**Stated task:** Gather each line of the records where "name" appears.

**Task data:**
────────────────────
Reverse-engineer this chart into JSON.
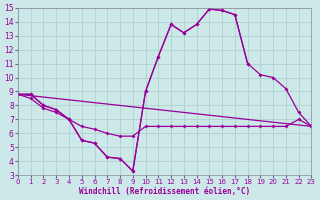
{
  "xlabel": "Windchill (Refroidissement éolien,°C)",
  "bg_color": "#cce8e8",
  "line_color": "#990099",
  "grid_color": "#aacccc",
  "xlim": [
    0,
    23
  ],
  "ylim": [
    3,
    15
  ],
  "xticks": [
    0,
    1,
    2,
    3,
    4,
    5,
    6,
    7,
    8,
    9,
    10,
    11,
    12,
    13,
    14,
    15,
    16,
    17,
    18,
    19,
    20,
    21,
    22,
    23
  ],
  "yticks": [
    3,
    4,
    5,
    6,
    7,
    8,
    9,
    10,
    11,
    12,
    13,
    14,
    15
  ],
  "lines": [
    {
      "x": [
        0,
        1,
        2,
        3,
        4,
        5,
        6,
        7,
        8,
        9,
        10,
        11,
        12,
        13,
        14,
        15,
        16,
        17,
        18
      ],
      "y": [
        8.8,
        8.8,
        8.0,
        7.7,
        7.0,
        5.5,
        5.3,
        4.3,
        4.2,
        3.3,
        9.0,
        11.5,
        13.8,
        13.2,
        13.8,
        14.9,
        14.8,
        14.5,
        11.0
      ]
    },
    {
      "x": [
        0,
        1,
        2,
        3,
        4,
        5,
        6,
        7,
        8,
        9,
        10,
        11,
        12,
        13,
        14,
        15,
        16,
        17,
        18,
        19,
        20,
        21,
        22,
        23
      ],
      "y": [
        8.8,
        8.5,
        7.8,
        7.5,
        7.0,
        6.5,
        6.3,
        6.0,
        5.8,
        5.8,
        6.5,
        6.5,
        6.5,
        6.5,
        6.5,
        6.5,
        6.5,
        6.5,
        6.5,
        6.5,
        6.5,
        6.5,
        7.0,
        6.5
      ]
    },
    {
      "x": [
        0,
        23
      ],
      "y": [
        8.8,
        6.5
      ]
    },
    {
      "x": [
        0,
        1,
        2,
        3,
        4,
        5,
        6,
        7,
        8,
        9,
        10,
        11,
        12,
        13,
        14,
        15,
        16,
        17,
        18,
        19,
        20,
        21,
        22,
        23
      ],
      "y": [
        8.8,
        8.8,
        8.0,
        7.7,
        7.0,
        5.5,
        5.3,
        4.3,
        4.2,
        3.3,
        9.0,
        11.5,
        13.8,
        13.2,
        13.8,
        14.9,
        14.8,
        14.5,
        11.0,
        10.2,
        10.0,
        9.2,
        7.5,
        6.5
      ]
    }
  ]
}
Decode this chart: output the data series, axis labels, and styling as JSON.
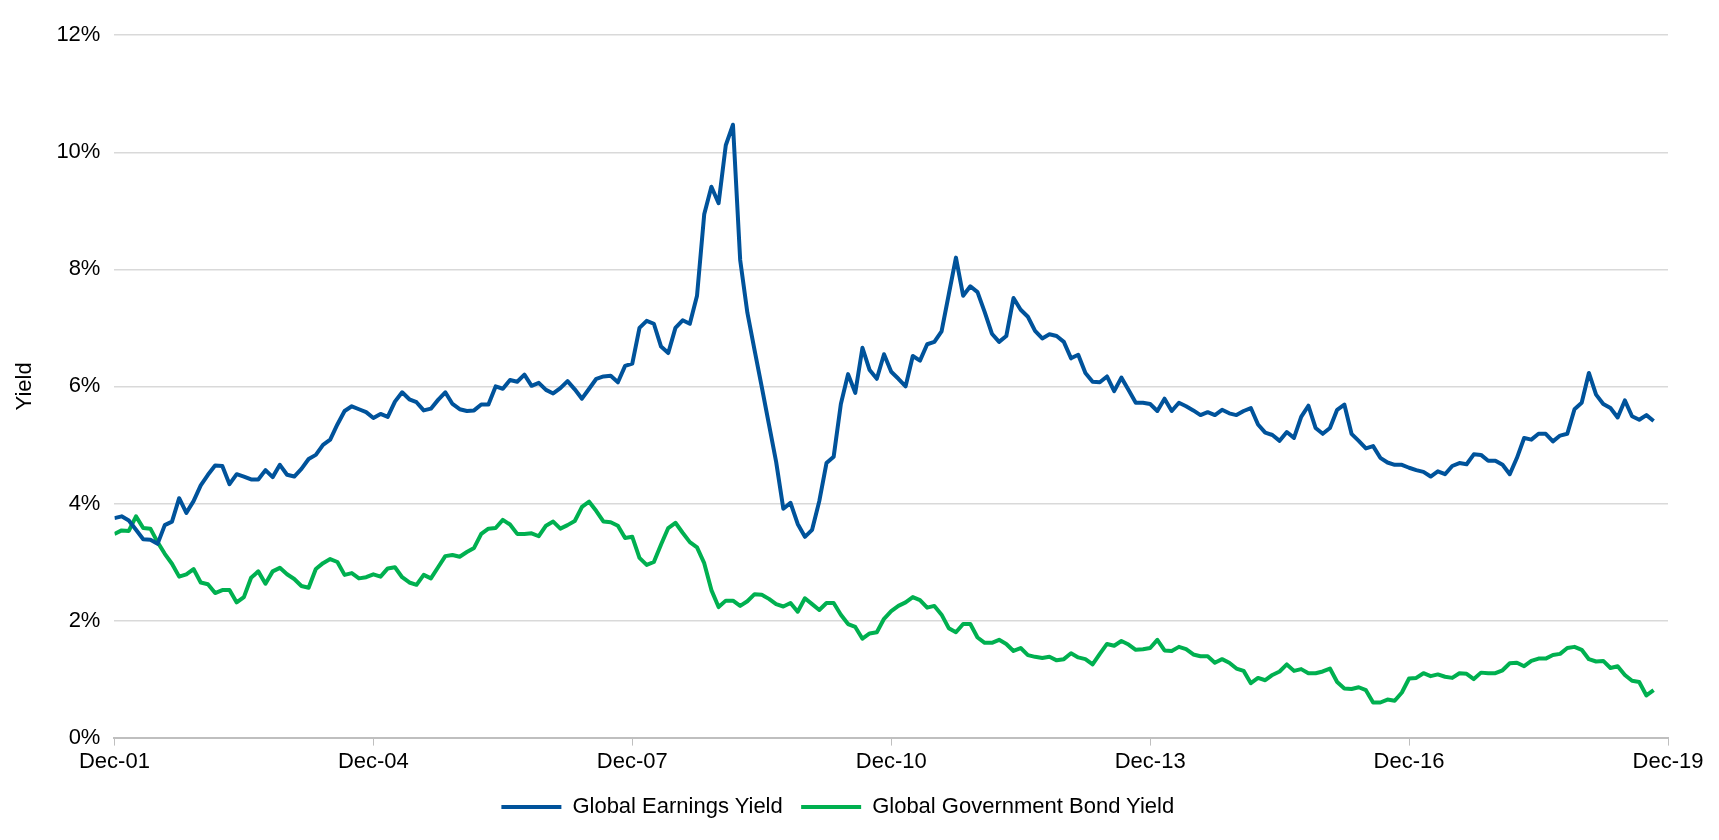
{
  "chart_data": {
    "type": "line",
    "ylabel": "Yield",
    "xlim": [
      "2001-12",
      "2019-12"
    ],
    "ylim": [
      0,
      12
    ],
    "xticks": [
      {
        "value": "2001-12",
        "label": "Dec-01"
      },
      {
        "value": "2004-12",
        "label": "Dec-04"
      },
      {
        "value": "2007-12",
        "label": "Dec-07"
      },
      {
        "value": "2010-12",
        "label": "Dec-10"
      },
      {
        "value": "2013-12",
        "label": "Dec-13"
      },
      {
        "value": "2016-12",
        "label": "Dec-16"
      },
      {
        "value": "2019-12",
        "label": "Dec-19"
      }
    ],
    "yticks": [
      {
        "value": 0,
        "label": "0%"
      },
      {
        "value": 2,
        "label": "2%"
      },
      {
        "value": 4,
        "label": "4%"
      },
      {
        "value": 6,
        "label": "6%"
      },
      {
        "value": 8,
        "label": "8%"
      },
      {
        "value": 10,
        "label": "10%"
      },
      {
        "value": 12,
        "label": "12%"
      }
    ],
    "grid": "y",
    "legend": "bottom",
    "marker": "none",
    "line_style": "solid",
    "x": [
      "2001-12",
      "2002-01",
      "2002-02",
      "2002-03",
      "2002-04",
      "2002-05",
      "2002-06",
      "2002-07",
      "2002-08",
      "2002-09",
      "2002-10",
      "2002-11",
      "2002-12",
      "2003-01",
      "2003-02",
      "2003-03",
      "2003-04",
      "2003-05",
      "2003-06",
      "2003-07",
      "2003-08",
      "2003-09",
      "2003-10",
      "2003-11",
      "2003-12",
      "2004-01",
      "2004-02",
      "2004-03",
      "2004-04",
      "2004-05",
      "2004-06",
      "2004-07",
      "2004-08",
      "2004-09",
      "2004-10",
      "2004-11",
      "2004-12",
      "2005-01",
      "2005-02",
      "2005-03",
      "2005-04",
      "2005-05",
      "2005-06",
      "2005-07",
      "2005-08",
      "2005-09",
      "2005-10",
      "2005-11",
      "2005-12",
      "2006-01",
      "2006-02",
      "2006-03",
      "2006-04",
      "2006-05",
      "2006-06",
      "2006-07",
      "2006-08",
      "2006-09",
      "2006-10",
      "2006-11",
      "2006-12",
      "2007-01",
      "2007-02",
      "2007-03",
      "2007-04",
      "2007-05",
      "2007-06",
      "2007-07",
      "2007-08",
      "2007-09",
      "2007-10",
      "2007-11",
      "2007-12",
      "2008-01",
      "2008-02",
      "2008-03",
      "2008-04",
      "2008-05",
      "2008-06",
      "2008-07",
      "2008-08",
      "2008-09",
      "2008-10",
      "2008-11",
      "2008-12",
      "2009-01",
      "2009-02",
      "2009-03",
      "2009-04",
      "2009-05",
      "2009-06",
      "2009-07",
      "2009-08",
      "2009-09",
      "2009-10",
      "2009-11",
      "2009-12",
      "2010-01",
      "2010-02",
      "2010-03",
      "2010-04",
      "2010-05",
      "2010-06",
      "2010-07",
      "2010-08",
      "2010-09",
      "2010-10",
      "2010-11",
      "2010-12",
      "2011-01",
      "2011-02",
      "2011-03",
      "2011-04",
      "2011-05",
      "2011-06",
      "2011-07",
      "2011-08",
      "2011-09",
      "2011-10",
      "2011-11",
      "2011-12",
      "2012-01",
      "2012-02",
      "2012-03",
      "2012-04",
      "2012-05",
      "2012-06",
      "2012-07",
      "2012-08",
      "2012-09",
      "2012-10",
      "2012-11",
      "2012-12",
      "2013-01",
      "2013-02",
      "2013-03",
      "2013-04",
      "2013-05",
      "2013-06",
      "2013-07",
      "2013-08",
      "2013-09",
      "2013-10",
      "2013-11",
      "2013-12",
      "2014-01",
      "2014-02",
      "2014-03",
      "2014-04",
      "2014-05",
      "2014-06",
      "2014-07",
      "2014-08",
      "2014-09",
      "2014-10",
      "2014-11",
      "2014-12",
      "2015-01",
      "2015-02",
      "2015-03",
      "2015-04",
      "2015-05",
      "2015-06",
      "2015-07",
      "2015-08",
      "2015-09",
      "2015-10",
      "2015-11",
      "2015-12",
      "2016-01",
      "2016-02",
      "2016-03",
      "2016-04",
      "2016-05",
      "2016-06",
      "2016-07",
      "2016-08",
      "2016-09",
      "2016-10",
      "2016-11",
      "2016-12",
      "2017-01",
      "2017-02",
      "2017-03",
      "2017-04",
      "2017-05",
      "2017-06",
      "2017-07",
      "2017-08",
      "2017-09",
      "2017-10",
      "2017-11",
      "2017-12",
      "2018-01",
      "2018-02",
      "2018-03",
      "2018-04",
      "2018-05",
      "2018-06",
      "2018-07",
      "2018-08",
      "2018-09",
      "2018-10",
      "2018-11",
      "2018-12",
      "2019-01",
      "2019-02",
      "2019-03",
      "2019-04",
      "2019-05",
      "2019-06",
      "2019-07",
      "2019-08",
      "2019-09",
      "2019-10"
    ],
    "series": [
      {
        "name": "Global Earnings Yield",
        "color": "#00539b",
        "values": [
          3.75,
          3.78,
          3.71,
          3.55,
          3.39,
          3.38,
          3.31,
          3.63,
          3.69,
          4.09,
          3.84,
          4.04,
          4.31,
          4.49,
          4.65,
          4.64,
          4.33,
          4.5,
          4.46,
          4.41,
          4.41,
          4.57,
          4.45,
          4.66,
          4.49,
          4.46,
          4.59,
          4.76,
          4.83,
          5.0,
          5.09,
          5.35,
          5.58,
          5.66,
          5.61,
          5.56,
          5.46,
          5.53,
          5.48,
          5.74,
          5.9,
          5.78,
          5.73,
          5.59,
          5.62,
          5.77,
          5.9,
          5.7,
          5.61,
          5.58,
          5.59,
          5.69,
          5.69,
          6.0,
          5.96,
          6.11,
          6.08,
          6.2,
          6.01,
          6.06,
          5.94,
          5.88,
          5.97,
          6.09,
          5.95,
          5.79,
          5.96,
          6.13,
          6.17,
          6.18,
          6.07,
          6.35,
          6.39,
          7.0,
          7.12,
          7.07,
          6.68,
          6.57,
          7.0,
          7.13,
          7.07,
          7.55,
          8.94,
          9.41,
          9.13,
          10.12,
          10.47,
          8.16,
          7.26,
          6.62,
          5.99,
          5.35,
          4.71,
          3.91,
          4.01,
          3.65,
          3.43,
          3.55,
          4.04,
          4.69,
          4.8,
          5.7,
          6.21,
          5.89,
          6.66,
          6.28,
          6.13,
          6.55,
          6.25,
          6.13,
          6.0,
          6.52,
          6.44,
          6.72,
          6.76,
          6.94,
          7.57,
          8.2,
          7.55,
          7.71,
          7.61,
          7.27,
          6.9,
          6.76,
          6.86,
          7.51,
          7.31,
          7.19,
          6.95,
          6.82,
          6.89,
          6.86,
          6.76,
          6.48,
          6.54,
          6.23,
          6.08,
          6.07,
          6.17,
          5.92,
          6.15,
          5.94,
          5.72,
          5.72,
          5.7,
          5.58,
          5.79,
          5.58,
          5.72,
          5.66,
          5.59,
          5.51,
          5.56,
          5.51,
          5.6,
          5.54,
          5.51,
          5.58,
          5.63,
          5.35,
          5.21,
          5.17,
          5.07,
          5.22,
          5.12,
          5.48,
          5.67,
          5.29,
          5.19,
          5.29,
          5.6,
          5.69,
          5.19,
          5.07,
          4.94,
          4.98,
          4.78,
          4.7,
          4.66,
          4.66,
          4.61,
          4.57,
          4.54,
          4.46,
          4.55,
          4.5,
          4.64,
          4.69,
          4.67,
          4.84,
          4.83,
          4.73,
          4.73,
          4.66,
          4.5,
          4.78,
          5.12,
          5.09,
          5.19,
          5.19,
          5.06,
          5.16,
          5.19,
          5.61,
          5.72,
          6.23,
          5.86,
          5.7,
          5.63,
          5.47,
          5.76,
          5.49,
          5.43,
          5.51,
          5.41
        ]
      },
      {
        "name": "Global Government Bond Yield",
        "color": "#00b050",
        "values": [
          3.48,
          3.54,
          3.53,
          3.78,
          3.58,
          3.57,
          3.34,
          3.14,
          2.97,
          2.75,
          2.79,
          2.88,
          2.65,
          2.62,
          2.47,
          2.52,
          2.52,
          2.31,
          2.4,
          2.73,
          2.84,
          2.63,
          2.84,
          2.9,
          2.79,
          2.71,
          2.59,
          2.56,
          2.88,
          2.98,
          3.05,
          3.0,
          2.78,
          2.81,
          2.72,
          2.74,
          2.79,
          2.75,
          2.89,
          2.91,
          2.74,
          2.65,
          2.61,
          2.78,
          2.72,
          2.91,
          3.1,
          3.12,
          3.09,
          3.17,
          3.24,
          3.48,
          3.57,
          3.58,
          3.72,
          3.64,
          3.48,
          3.48,
          3.49,
          3.44,
          3.62,
          3.69,
          3.57,
          3.63,
          3.7,
          3.94,
          4.03,
          3.87,
          3.69,
          3.68,
          3.62,
          3.41,
          3.43,
          3.07,
          2.95,
          3.0,
          3.3,
          3.58,
          3.67,
          3.5,
          3.34,
          3.25,
          2.98,
          2.52,
          2.23,
          2.34,
          2.34,
          2.25,
          2.33,
          2.45,
          2.44,
          2.37,
          2.28,
          2.24,
          2.3,
          2.15,
          2.38,
          2.28,
          2.18,
          2.3,
          2.3,
          2.1,
          1.94,
          1.89,
          1.69,
          1.78,
          1.8,
          2.03,
          2.16,
          2.25,
          2.31,
          2.4,
          2.35,
          2.22,
          2.25,
          2.1,
          1.87,
          1.8,
          1.94,
          1.94,
          1.71,
          1.62,
          1.62,
          1.67,
          1.6,
          1.48,
          1.53,
          1.41,
          1.38,
          1.36,
          1.38,
          1.32,
          1.34,
          1.44,
          1.37,
          1.34,
          1.25,
          1.43,
          1.6,
          1.57,
          1.65,
          1.59,
          1.5,
          1.51,
          1.53,
          1.67,
          1.49,
          1.48,
          1.55,
          1.51,
          1.42,
          1.39,
          1.39,
          1.28,
          1.34,
          1.28,
          1.18,
          1.14,
          0.93,
          1.02,
          0.98,
          1.07,
          1.13,
          1.25,
          1.14,
          1.17,
          1.1,
          1.1,
          1.13,
          1.18,
          0.95,
          0.84,
          0.83,
          0.86,
          0.81,
          0.6,
          0.6,
          0.65,
          0.63,
          0.77,
          1.01,
          1.02,
          1.1,
          1.05,
          1.08,
          1.04,
          1.02,
          1.1,
          1.09,
          1.0,
          1.11,
          1.1,
          1.1,
          1.15,
          1.27,
          1.28,
          1.22,
          1.31,
          1.35,
          1.35,
          1.41,
          1.43,
          1.53,
          1.55,
          1.5,
          1.34,
          1.3,
          1.31,
          1.19,
          1.22,
          1.07,
          0.97,
          0.95,
          0.72,
          0.81
        ]
      }
    ]
  }
}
────────────────────
**Result of this exercise:**
        "name": "Global Earnings Yield",
        "name": "Global Government Bond Yield",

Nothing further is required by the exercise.